Stored records
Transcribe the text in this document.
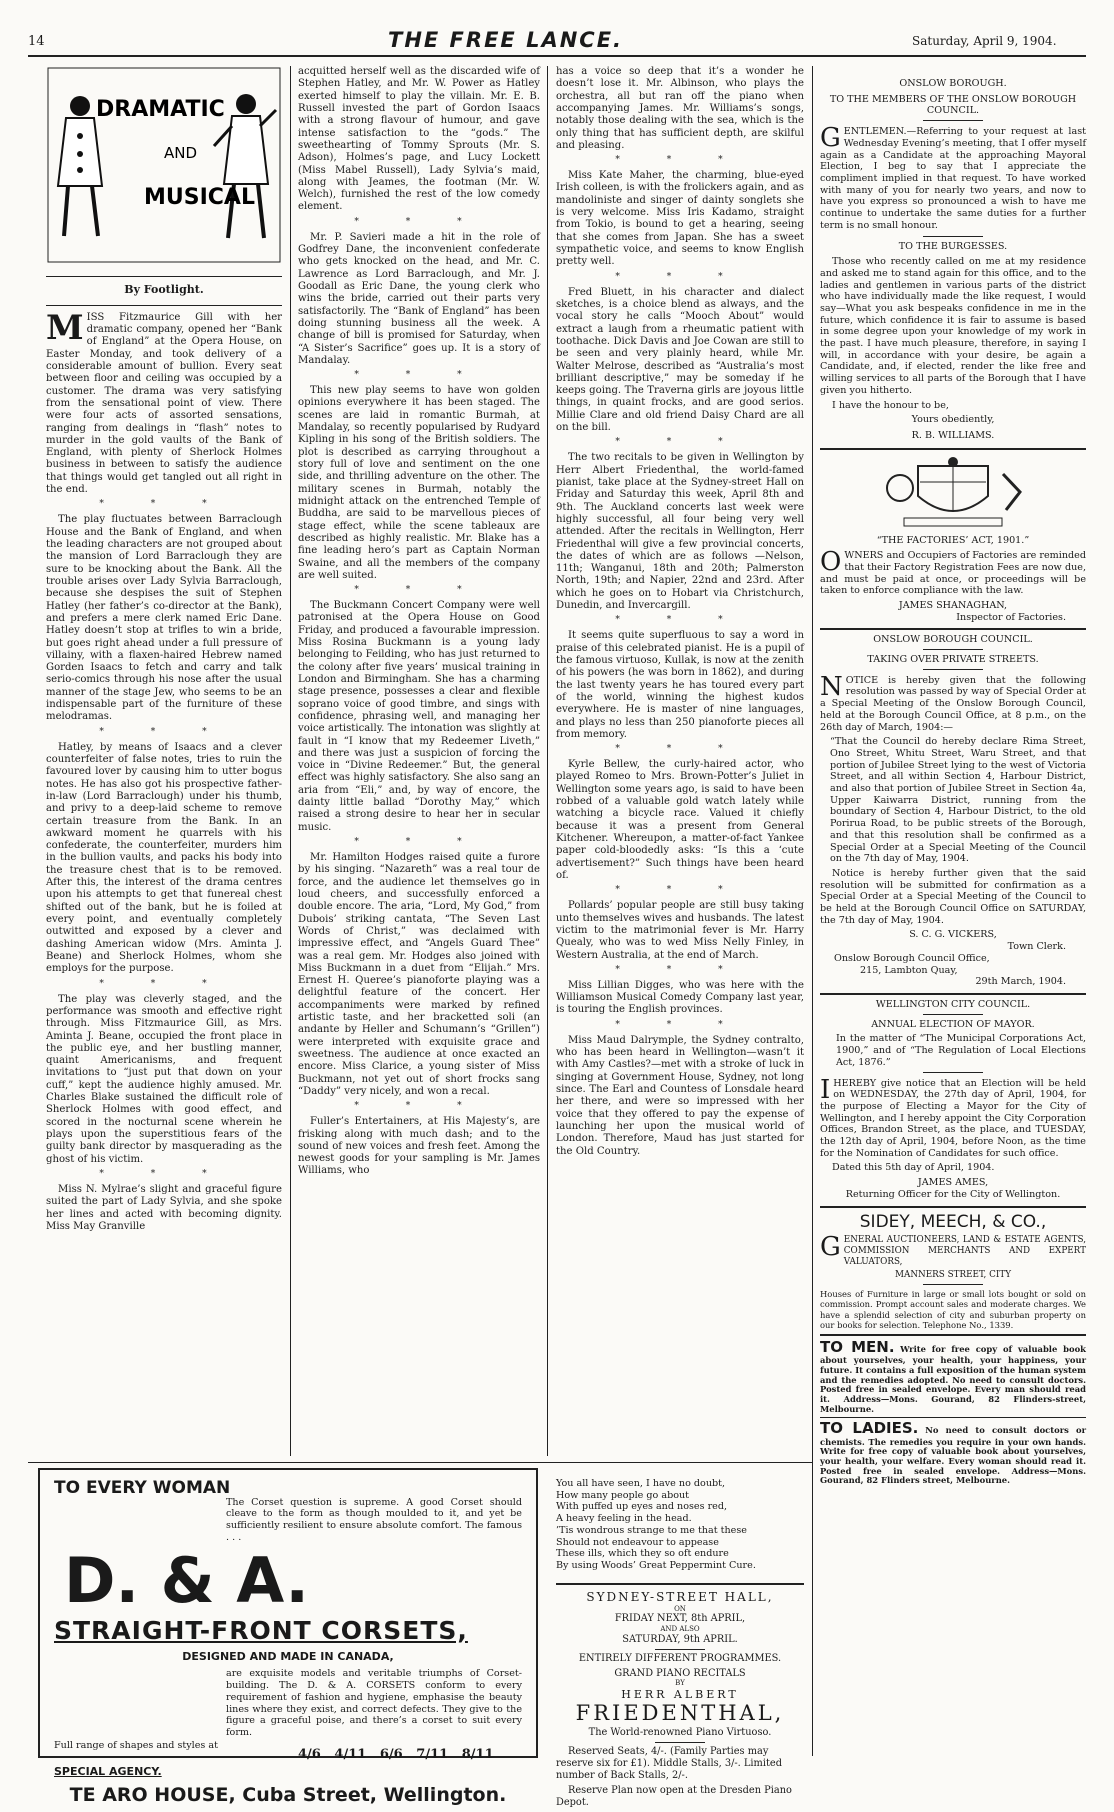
14	THE FREE LANCE.	Saturday, April 9, 1904.
DRAMATIC
AND
MUSICAL
By Footlight.

MISS Fitzmaurice Gill with her dramatic company, opened her “Bank of England” at the Opera House, on Easter Monday, and took delivery of a considerable amount of bullion. Every seat between floor and ceiling was occupied by a customer. The drama was very satisfying from the sensational point of view. There were four acts of assorted sensations, ranging from dealings in “flash” notes to murder in the gold vaults of the Bank of England, with plenty of Sherlock Holmes business in between to satisfy the audience that things would get tangled out all right in the end.

* * *

The play fluctuates between Barraclough House and the Bank of England, and when the leading characters are not grouped about the mansion of Lord Barraclough they are sure to be knocking about the Bank. All the trouble arises over Lady Sylvia Barraclough, because she despises the suit of Stephen Hatley (her father’s co-director at the Bank), and prefers a mere clerk named Eric Dane. Hatley doesn’t stop at trifles to win a bride, but goes right ahead under a full pressure of villainy, with a flaxen-haired Hebrew named Gorden Isaacs to fetch and carry and talk serio-comics through his nose after the usual manner of the stage Jew, who seems to be an indispensable part of the furniture of these melodramas.

* * *

Hatley, by means of Isaacs and a clever counterfeiter of false notes, tries to ruin the favoured lover by causing him to utter bogus notes. He has also got his prospective father-in-law (Lord Barraclough) under his thumb, and privy to a deep-laid scheme to remove certain treasure from the Bank. In an awkward moment he quarrels with his confederate, the counterfeiter, murders him in the bullion vaults, and packs his body into the treasure chest that is to be removed. After this, the interest of the drama centres upon his attempts to get that funereal chest shifted out of the bank, but he is foiled at every point, and eventually completely outwitted and exposed by a clever and dashing American widow (Mrs. Aminta J. Beane) and Sherlock Holmes, whom she employs for the purpose.

* * *

The play was cleverly staged, and the performance was smooth and effective right through. Miss Fitzmaurice Gill, as Mrs. Aminta J. Beane, occupied the front place in the public eye, and her bustling manner, quaint Americanisms, and frequent invitations to “just put that down on your cuff,” kept the audience highly amused. Mr. Charles Blake sustained the difficult role of Sherlock Holmes with good effect, and scored in the nocturnal scene wherein he plays upon the superstitious fears of the guilty bank director by masquerading as the ghost of his victim.

* * *

Miss N. Mylrae’s slight and graceful figure suited the part of Lady Sylvia, and she spoke her lines and acted with becoming dignity. Miss May Granville

acquitted herself well as the discarded wife of Stephen Hatley, and Mr. W. Power as Hatley exerted himself to play the villain. Mr. E. B. Russell invested the part of Gordon Isaacs with a strong flavour of humour, and gave intense satisfaction to the “gods.” The sweethearting of Tommy Sprouts (Mr. S. Adson), Holmes’s page, and Lucy Lockett (Miss Mabel Russell), Lady Sylvia’s maid, along with Jeames, the footman (Mr. W. Welch), furnished the rest of the low comedy element.

* * *

Mr. P. Savieri made a hit in the role of Godfrey Dane, the inconvenient confederate who gets knocked on the head, and Mr. C. Lawrence as Lord Barraclough, and Mr. J. Goodall as Eric Dane, the young clerk who wins the bride, carried out their parts very satisfactorily. The “Bank of England” has been doing stunning business all the week. A change of bill is promised for Saturday, when “A Sister’s Sacrifice” goes up. It is a story of Mandalay.

* * *

This new play seems to have won golden opinions everywhere it has been staged. The scenes are laid in romantic Burmah, at Mandalay, so recently popularised by Rudyard Kipling in his song of the British soldiers. The plot is described as carrying throughout a story full of love and sentiment on the one side, and thrilling adventure on the other. The military scenes in Burmah, notably the midnight attack on the entrenched Temple of Buddha, are said to be marvellous pieces of stage effect, while the scene tableaux are described as highly realistic. Mr. Blake has a fine leading hero’s part as Captain Norman Swaine, and all the members of the company are well suited.

* * *

The Buckmann Concert Company were well patronised at the Opera House on Good Friday, and produced a favourable impression. Miss Rosina Buckmann is a young lady belonging to Feilding, who has just returned to the colony after five years’ musical training in London and Birmingham. She has a charming stage presence, possesses a clear and flexible soprano voice of good timbre, and sings with confidence, phrasing well, and managing her voice artistically. The intonation was slightly at fault in “I know that my Redeemer Liveth,” and there was just a suspicion of forcing the voice in “Divine Redeemer.” But, the general effect was highly satisfactory. She also sang an aria from “Eli,” and, by way of encore, the dainty little ballad “Dorothy May,” which raised a strong desire to hear her in secular music.

* * *

Mr. Hamilton Hodges raised quite a furore by his singing. “Nazareth” was a real tour de force, and the audience let themselves go in loud cheers, and successfully enforced a double encore. The aria, “Lord, My God,” from Dubois’ striking cantata, “The Seven Last Words of Christ,” was declaimed with impressive effect, and “Angels Guard Thee” was a real gem. Mr. Hodges also joined with Miss Buckmann in a duet from “Elijah.” Mrs. Ernest H. Queree’s pianoforte playing was a delightful feature of the concert. Her accompaniments were marked by refined artistic taste, and her bracketted soli (an andante by Heller and Schumann’s “Grillen”) were interpreted with exquisite grace and sweetness. The audience at once exacted an encore. Miss Clarice, a young sister of Miss Buckmann, not yet out of short frocks sang “Daddy” very nicely, and won a recal.

* * *

Fuller’s Entertainers, at His Majesty’s, are frisking along with much dash; and to the sound of new voices and fresh feet. Among the newest goods for your sampling is Mr. James Williams, who

has a voice so deep that it’s a wonder he doesn’t lose it. Mr. Albinson, who plays the orchestra, all but ran off the piano when accompanying James. Mr. Williams’s songs, notably those dealing with the sea, which is the only thing that has sufficient depth, are skilful and pleasing.

* * *

Miss Kate Maher, the charming, blue-eyed Irish colleen, is with the frolickers again, and as mandoliniste and singer of dainty songlets she is very welcome. Miss Iris Kadamo, straight from Tokio, is bound to get a hearing, seeing that she comes from Japan. She has a sweet sympathetic voice, and seems to know English pretty well.

* * *

Fred Bluett, in his character and dialect sketches, is a choice blend as always, and the vocal story he calls “Mooch About” would extract a laugh from a rheumatic patient with toothache. Dick Davis and Joe Cowan are still to be seen and very plainly heard, while Mr. Walter Melrose, described as “Australia’s most brilliant descriptive,” may be someday if he keeps going. The Traverna girls are joyous little things, in quaint frocks, and are good serios. Millie Clare and old friend Daisy Chard are all on the bill.

* * *

The two recitals to be given in Wellington by Herr Albert Friedenthal, the world-famed pianist, take place at the Sydney-street Hall on Friday and Saturday this week, April 8th and 9th. The Auckland concerts last week were highly successful, all four being very well attended. After the recitals in Wellington, Herr Friedenthal will give a few provincial concerts, the dates of which are as follows —Nelson, 11th; Wanganui, 18th and 20th; Palmerston North, 19th; and Napier, 22nd and 23rd. After which he goes on to Hobart via Christchurch, Dunedin, and Invercargill.

* * *

It seems quite superfluous to say a word in praise of this celebrated pianist. He is a pupil of the famous virtuoso, Kullak, is now at the zenith of his powers (he was born in 1862), and during the last twenty years he has toured every part of the world, winning the highest kudos everywhere. He is master of nine languages, and plays no less than 250 pianoforte pieces all from memory.

* * *

Kyrle Bellew, the curly-haired actor, who played Romeo to Mrs. Brown-Potter’s Juliet in Wellington some years ago, is said to have been robbed of a valuable gold watch lately while watching a bicycle race. Valued it chiefly because it was a present from General Kitchener. Whereupon, a matter-of-fact Yankee paper cold-bloodedly asks: “Is this a ‘cute advertisement?” Such things have been heard of.

* * *

Pollards’ popular people are still busy taking unto themselves wives and husbands. The latest victim to the matrimonial fever is Mr. Harry Quealy, who was to wed Miss Nelly Finley, in Western Australia, at the end of March.

* * *

Miss Lillian Digges, who was here with the Williamson Musical Comedy Company last year, is touring the English provinces.

* * *

Miss Maud Dalrymple, the Sydney contralto, who has been heard in Wellington—wasn’t it with Amy Castles?—met with a stroke of luck in singing at Government House, Sydney, not long since. The Earl and Countess of Lonsdale heard her there, and were so impressed with her voice that they offered to pay the expense of launching her upon the musical world of London. Therefore, Maud has just started for the Old Country.

ONSLOW BOROUGH.
TO THE MEMBERS OF THE ONSLOW BOROUGH COUNCIL.

GENTLEMEN.—Referring to your request at last Wednesday Evening’s meeting, that I offer myself again as a Candidate at the approaching Mayoral Election, I beg to say that I appreciate the compliment implied in that request. To have worked with many of you for nearly two years, and now to have you express so pronounced a wish to have me continue to undertake the same duties for a further term is no small honour.

TO THE BURGESSES.

Those who recently called on me at my residence and asked me to stand again for this office, and to the ladies and gentlemen in various parts of the district who have individually made the like request, I would say—What you ask bespeaks confidence in me in the future, which confidence it is fair to assume is based in some degree upon your knowledge of my work in the past. I have much pleasure, therefore, in saying I will, in accordance with your desire, be again a Candidate, and, if elected, render the like free and willing services to all parts of the Borough that I have given you hitherto.

I have the honour to be,

Yours obediently,
R. B. WILLIAMS.
“THE FACTORIES’ ACT, 1901.”

OWNERS and Occupiers of Factories are reminded that their Factory Registration Fees are now due, and must be paid at once, or proceedings will be taken to enforce compliance with the law.

JAMES SHANAGHAN,
Inspector of Factories.
ONSLOW BOROUGH COUNCIL.
TAKING OVER PRIVATE STREETS.

NOTICE is hereby given that the following resolution was passed by way of Special Order at a Special Meeting of the Onslow Borough Council, held at the Borough Council Office, at 8 p.m., on the 26th day of March, 1904:—

“That the Council do hereby declare Rima Street, Ono Street, Whitu Street, Waru Street, and that portion of Jubilee Street lying to the west of Victoria Street, and all within Section 4, Harbour District, and also that portion of Jubilee Street in Section 4a, Upper Kaiwarra District, running from the boundary of Section 4, Harbour District, to the old Porirua Road, to be public streets of the Borough, and that this resolution shall be confirmed as a Special Order at a Special Meeting of the Council on the 7th day of May, 1904.

Notice is hereby further given that the said resolution will be submitted for confirmation as a Special Order at a Special Meeting of the Council to be held at the Borough Council Office on SATURDAY, the 7th day of May, 1904.

S. C. G. VICKERS,
Town Clerk.
Onslow Borough Council Office,
215, Lambton Quay,
29th March, 1904.
WELLINGTON CITY COUNCIL.
ANNUAL ELECTION OF MAYOR.

In the matter of “The Municipal Corporations Act, 1900,” and of “The Regulation of Local Elections Act, 1876.”

IHEREBY give notice that an Election will be held on WEDNESDAY, the 27th day of April, 1904, for the purpose of Electing a Mayor for the City of Wellington, and I hereby appoint the City Corporation Offices, Brandon Street, as the place, and TUESDAY, the 12th day of April, 1904, before Noon, as the time for the Nomination of Candidates for such office.

Dated this 5th day of April, 1904.

JAMES AMES,
Returning Officer for the City of Wellington.
SIDEY, MEECH, & CO.,

GENERAL AUCTIONEERS, LAND & ESTATE AGENTS, COMMISSION MERCHANTS AND EXPERT VALUATORS,

MANNERS STREET, CITY

Houses of Furniture in large or small lots bought or sold on commission. Prompt account sales and moderate charges. We have a splendid selection of city and suburban property on our books for selection. Telephone No., 1339.

TO MEN. Write for free copy of valuable book about yourselves, your health, your happiness, your future. It contains a full exposition of the human system and the remedies adopted. No need to consult doctors. Posted free in sealed envelope. Every man should read it. Address—Mons. Gourand, 82 Flinders-street, Melbourne.

TO LADIES. No need to consult doctors or chemists. The remedies you require in your own hands. Write for free copy of valuable book about yourselves, your health, your welfare. Every woman should read it. Posted free in sealed envelope. Address—Mons. Gourand, 82 Flinders street, Melbourne.

TO EVERY WOMAN
The Corset question is supreme. A good Corset should cleave to the form as though moulded to it, and yet be sufficiently resilient to ensure absolute comfort. The famous . . .
D. & A.
STRAIGHT-FRONT CORSETS,
DESIGNED AND MADE IN CANADA,
are exquisite models and veritable triumphs of Corset-building. The D. & A. CORSETS conform to every requirement of fashion and hygiene, emphasise the beauty lines where they exist, and correct defects. They give to the figure a graceful poise, and there’s a corset to suit every form.
Full range of shapes and styles at
4/6   4/11   6/6   7/11   8/11
SPECIAL AGENCY.
TE ARO HOUSE, Cuba Street, Wellington.
You all have seen, I have no doubt,
How many people go about
With puffed up eyes and noses red,
A heavy feeling in the head.
’Tis wondrous strange to me that these
Should not endeavour to appease
These ills, which they so oft endure
By using Woods’ Great Peppermint Cure.
SYDNEY-STREET HALL,
ON
FRIDAY NEXT, 8th APRIL,
AND ALSO
SATURDAY, 9th APRIL.
ENTIRELY DIFFERENT PROGRAMMES.
GRAND PIANO RECITALS
BY
HERR ALBERT
FRIEDENTHAL,
The World-renowned Piano Virtuoso.

Reserved Seats, 4/-. (Family Parties may reserve six for £1). Middle Stalls, 3/-. Limited number of Back Stalls, 2/-.

Reserve Plan now open at the Dresden Piano Depot.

» **Problem to work on**
Return, from the data, each line that has the word "matter" in it.

» **The reply**
Kyrle Bellew, the curly-haired actor, who played Romeo to Mrs. Brown-Potter’s Juliet in Wellington some years ago, is said to have been robbed of a valuable gold watch lately while watching a bicycle race. Valued it chiefly because it was a present from General Kitchener. Whereupon, a matter-of-fact Yankee paper cold-bloodedly asks: “Is this a ‘cute advertisement?” Such things have been heard of.
In the matter of “The Municipal Corporations Act, 1900,” and of “The Regulation of Local Elections Act, 1876.”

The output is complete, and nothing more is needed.